» **SUPPLIED MATERIAL**
☆ ☆ ☆ ☆

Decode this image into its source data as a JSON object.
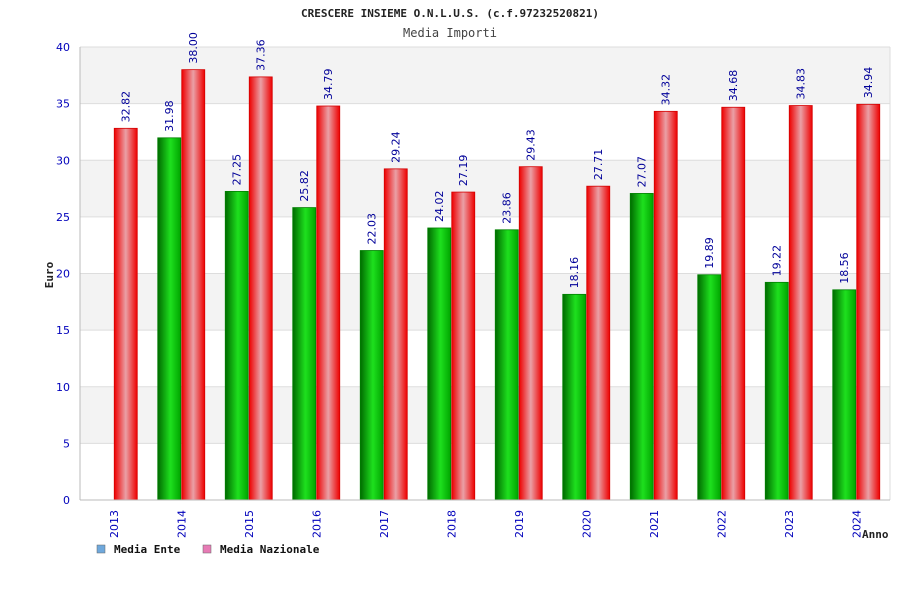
{
  "chart_data": {
    "type": "bar",
    "title": "CRESCERE INSIEME O.N.L.U.S. (c.f.97232520821)",
    "subtitle": "Media Importi",
    "xlabel": "Anno",
    "ylabel": "Euro",
    "ylim": [
      0,
      40
    ],
    "yticks": [
      "0",
      "5",
      "10",
      "15",
      "20",
      "25",
      "30",
      "35",
      "40"
    ],
    "grid": true,
    "legend_position": "bottom-left",
    "categories": [
      "2013",
      "2014",
      "2015",
      "2016",
      "2017",
      "2018",
      "2019",
      "2020",
      "2021",
      "2022",
      "2023",
      "2024"
    ],
    "series": [
      {
        "name": "Media Ente",
        "color": "#00b000",
        "legend_color": "#6fa8dc",
        "values": [
          null,
          31.98,
          27.25,
          25.82,
          22.03,
          24.02,
          23.86,
          18.16,
          27.07,
          19.89,
          19.22,
          18.56
        ],
        "labels": [
          "",
          "31.98",
          "27.25",
          "25.82",
          "22.03",
          "24.02",
          "23.86",
          "18.16",
          "27.07",
          "19.89",
          "19.22",
          "18.56"
        ]
      },
      {
        "name": "Media Nazionale",
        "color": "#ee1111",
        "legend_color": "#e77bb5",
        "values": [
          32.82,
          38.0,
          37.36,
          34.79,
          29.24,
          27.19,
          29.43,
          27.71,
          34.32,
          34.68,
          34.83,
          34.94
        ],
        "labels": [
          "32.82",
          "38.00",
          "37.36",
          "34.79",
          "29.24",
          "27.19",
          "29.43",
          "27.71",
          "34.32",
          "34.68",
          "34.83",
          "34.94"
        ]
      }
    ]
  }
}
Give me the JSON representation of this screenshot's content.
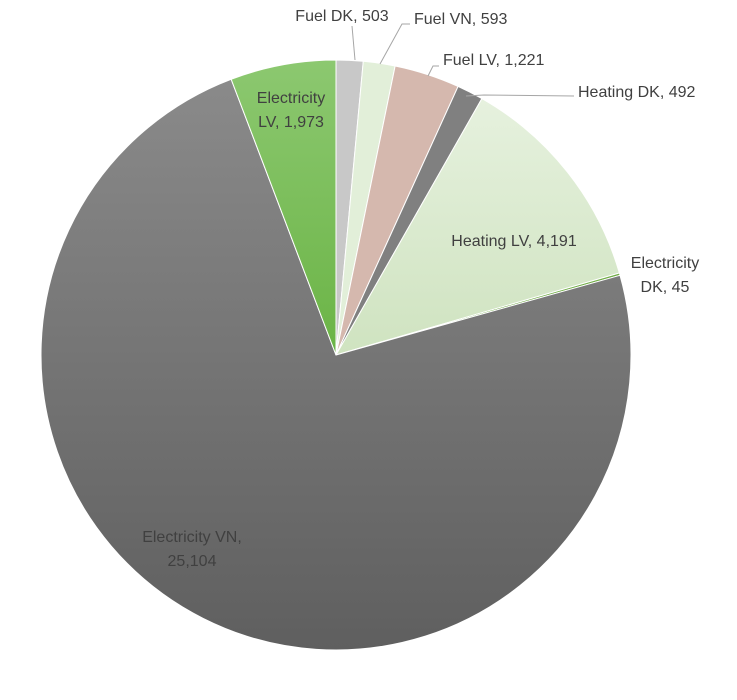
{
  "chart_data": {
    "type": "pie",
    "start_angle_deg": 0,
    "direction": "clockwise",
    "slices": [
      {
        "label_lines": [
          "Fuel DK, 503"
        ],
        "name": "Fuel DK",
        "value": 503,
        "color": "#c8c8c8"
      },
      {
        "label_lines": [
          "Fuel VN, 593"
        ],
        "name": "Fuel VN",
        "value": 593,
        "color": "#e2efd9"
      },
      {
        "label_lines": [
          "Fuel LV, 1,221"
        ],
        "name": "Fuel LV",
        "value": 1221,
        "color": "#d5b8ae"
      },
      {
        "label_lines": [
          "Heating DK, 492"
        ],
        "name": "Heating DK",
        "value": 492,
        "color": "#808080"
      },
      {
        "label_lines": [
          "Heating LV, 4,191"
        ],
        "name": "Heating LV",
        "value": 4191,
        "color": "#dcebd0"
      },
      {
        "label_lines": [
          "Electricity",
          "DK, 45"
        ],
        "name": "Electricity DK",
        "value": 45,
        "color": "#70ad47"
      },
      {
        "label_lines": [
          "Electricity VN,",
          "25,104"
        ],
        "name": "Electricity VN",
        "value": 25104,
        "color": "#757575"
      },
      {
        "label_lines": [
          "Electricity",
          "LV, 1,973"
        ],
        "name": "Electricity LV",
        "value": 1973,
        "color": "#7cc05a"
      }
    ]
  }
}
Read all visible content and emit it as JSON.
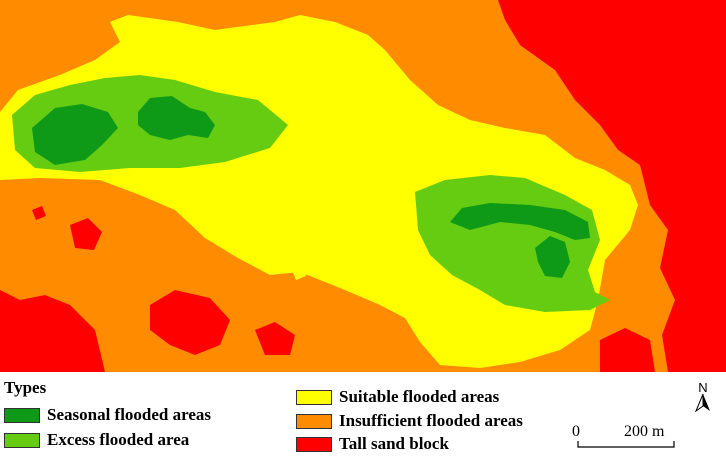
{
  "legend": {
    "title": "Types",
    "items": [
      {
        "label": "Seasonal flooded areas",
        "color": "#0e9a16"
      },
      {
        "label": "Excess flooded area",
        "color": "#66cc11"
      },
      {
        "label": "Suitable flooded areas",
        "color": "#ffff00"
      },
      {
        "label": "Insufficient flooded areas",
        "color": "#ff8c00"
      },
      {
        "label": "Tall sand block",
        "color": "#ff0000"
      }
    ]
  },
  "north_arrow": {
    "label": "N",
    "icon": "north-arrow-icon"
  },
  "scale_bar": {
    "start_label": "0",
    "end_label": "200 m"
  }
}
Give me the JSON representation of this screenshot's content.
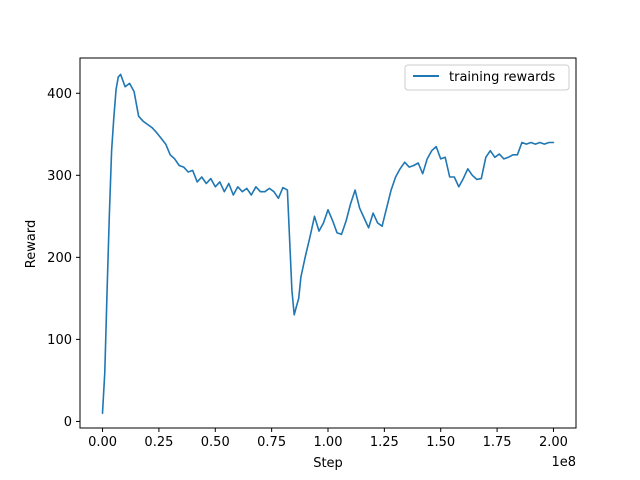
{
  "chart_data": {
    "type": "line",
    "xlabel": "Step",
    "ylabel": "Reward",
    "x_offset_label": "1e8",
    "xlim": [
      -0.1,
      2.1
    ],
    "ylim": [
      -8,
      443
    ],
    "xticks": [
      0.0,
      0.25,
      0.5,
      0.75,
      1.0,
      1.25,
      1.5,
      1.75,
      2.0
    ],
    "xtick_labels": [
      "0.00",
      "0.25",
      "0.50",
      "0.75",
      "1.00",
      "1.25",
      "1.50",
      "1.75",
      "2.00"
    ],
    "yticks": [
      0,
      100,
      200,
      300,
      400
    ],
    "ytick_labels": [
      "0",
      "100",
      "200",
      "300",
      "400"
    ],
    "grid": false,
    "legend_position": "upper right",
    "colors": {
      "series": "#1f77b4"
    },
    "series": [
      {
        "name": "training rewards",
        "x": [
          0.0,
          0.01,
          0.02,
          0.03,
          0.04,
          0.05,
          0.06,
          0.07,
          0.08,
          0.1,
          0.12,
          0.14,
          0.16,
          0.18,
          0.2,
          0.22,
          0.24,
          0.26,
          0.28,
          0.3,
          0.32,
          0.34,
          0.36,
          0.38,
          0.4,
          0.42,
          0.44,
          0.46,
          0.48,
          0.5,
          0.52,
          0.54,
          0.56,
          0.58,
          0.6,
          0.62,
          0.64,
          0.66,
          0.68,
          0.7,
          0.72,
          0.74,
          0.76,
          0.78,
          0.8,
          0.82,
          0.84,
          0.85,
          0.86,
          0.87,
          0.88,
          0.9,
          0.92,
          0.94,
          0.96,
          0.98,
          1.0,
          1.02,
          1.04,
          1.06,
          1.08,
          1.1,
          1.12,
          1.14,
          1.16,
          1.18,
          1.2,
          1.22,
          1.24,
          1.26,
          1.28,
          1.3,
          1.32,
          1.34,
          1.36,
          1.38,
          1.4,
          1.42,
          1.44,
          1.46,
          1.48,
          1.5,
          1.52,
          1.54,
          1.56,
          1.58,
          1.6,
          1.62,
          1.64,
          1.66,
          1.68,
          1.7,
          1.72,
          1.74,
          1.76,
          1.78,
          1.8,
          1.82,
          1.84,
          1.86,
          1.88,
          1.9,
          1.92,
          1.94,
          1.96,
          1.98,
          2.0
        ],
        "values": [
          10,
          60,
          160,
          250,
          330,
          370,
          405,
          420,
          423,
          408,
          412,
          402,
          372,
          366,
          362,
          358,
          352,
          345,
          338,
          325,
          320,
          312,
          310,
          304,
          306,
          292,
          298,
          290,
          296,
          286,
          292,
          280,
          290,
          276,
          286,
          280,
          284,
          276,
          286,
          280,
          280,
          284,
          280,
          272,
          285,
          282,
          160,
          130,
          140,
          150,
          176,
          202,
          225,
          250,
          232,
          242,
          258,
          245,
          230,
          228,
          244,
          265,
          282,
          260,
          248,
          236,
          254,
          242,
          238,
          260,
          282,
          298,
          308,
          316,
          310,
          312,
          315,
          302,
          320,
          330,
          335,
          320,
          322,
          298,
          298,
          286,
          296,
          308,
          300,
          295,
          296,
          322,
          330,
          322,
          326,
          320,
          322,
          325,
          325,
          340,
          338,
          340,
          338,
          340,
          338,
          340,
          340
        ]
      }
    ]
  }
}
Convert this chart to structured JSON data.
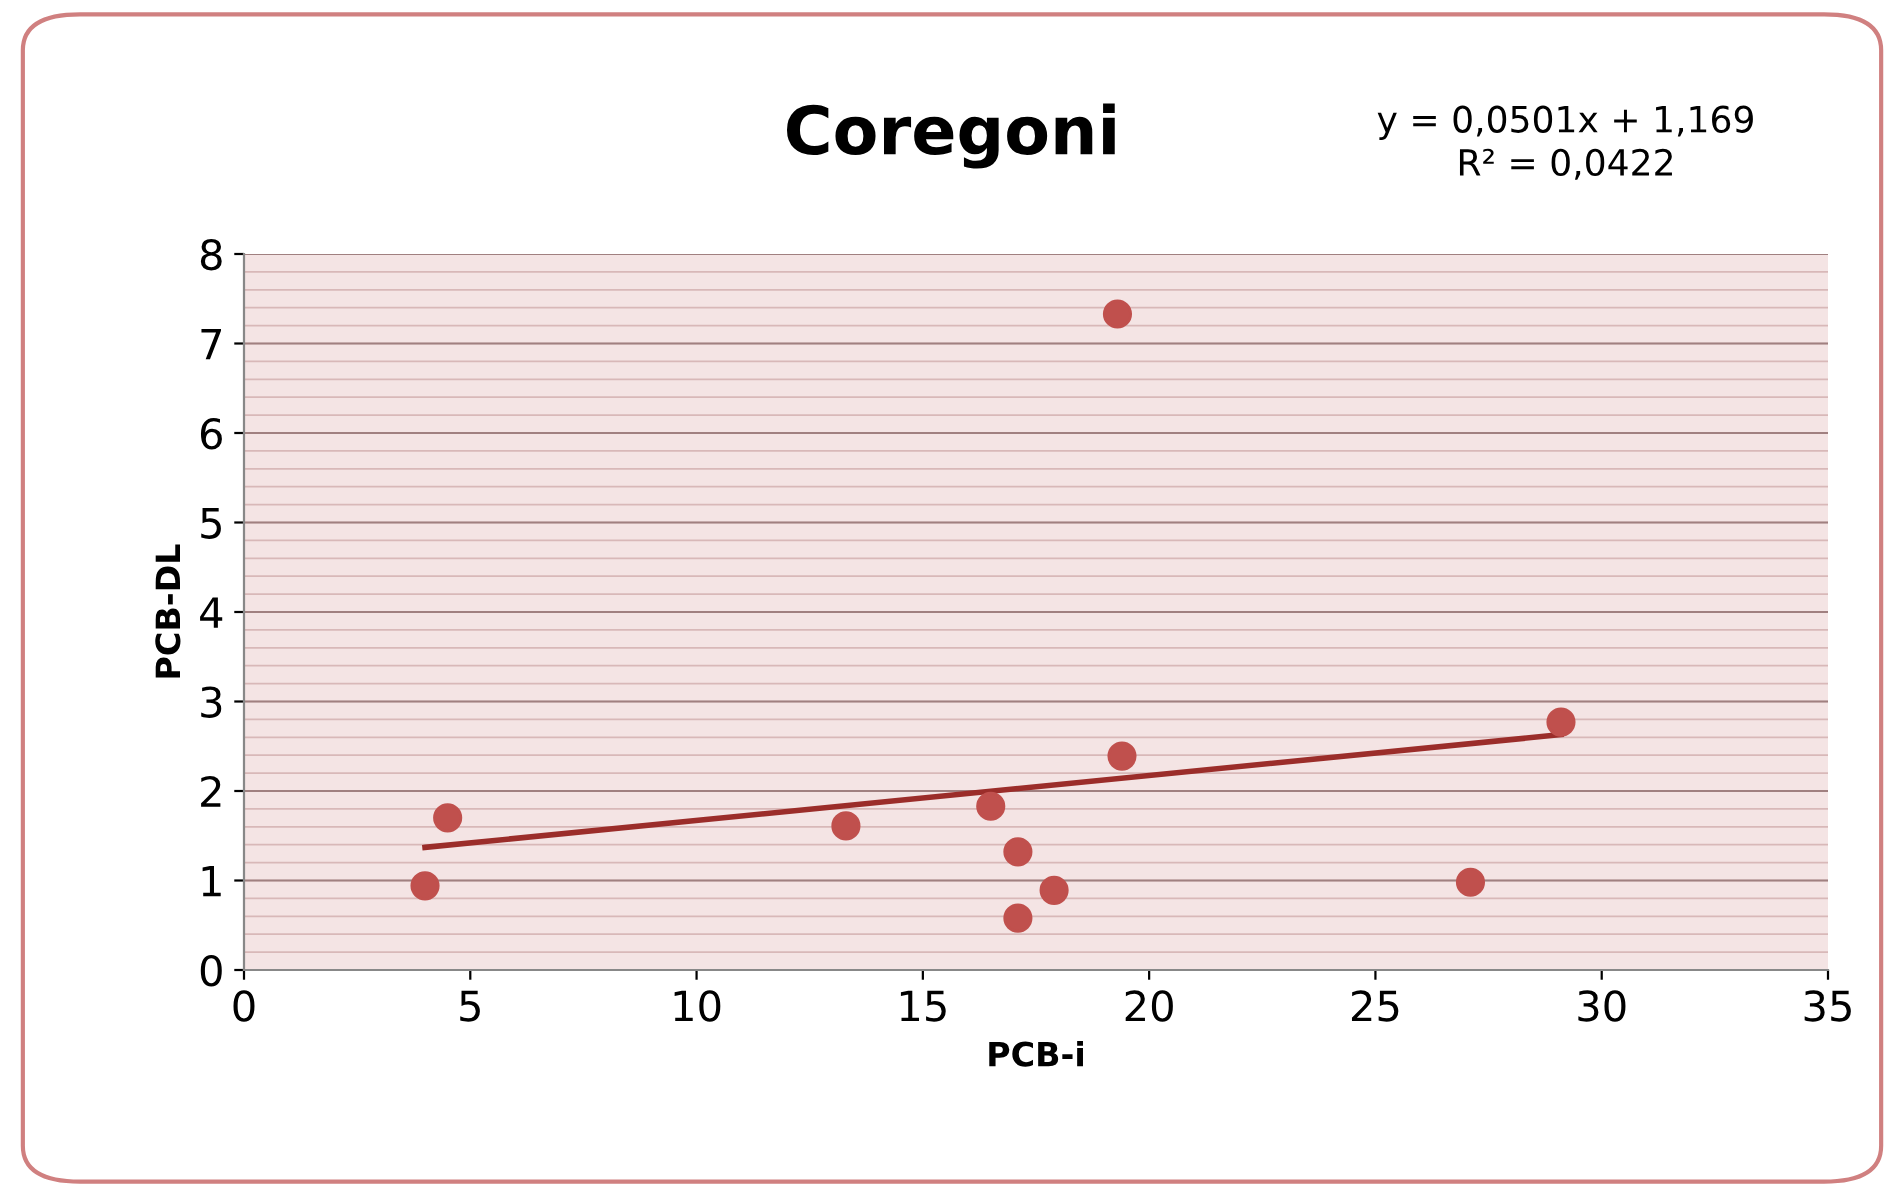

☆ ☆ ☆ ☆

» **WRITTEN REQUEST**
Track down every line with the word "Fuel" and copy it.

» **REPLY**
          "Fuel DK, 503"
        "name": "Fuel DK",
          "Fuel VN, 593"
        "name": "Fuel VN",
          "Fuel LV, 1,221"
        "name": "Fuel LV",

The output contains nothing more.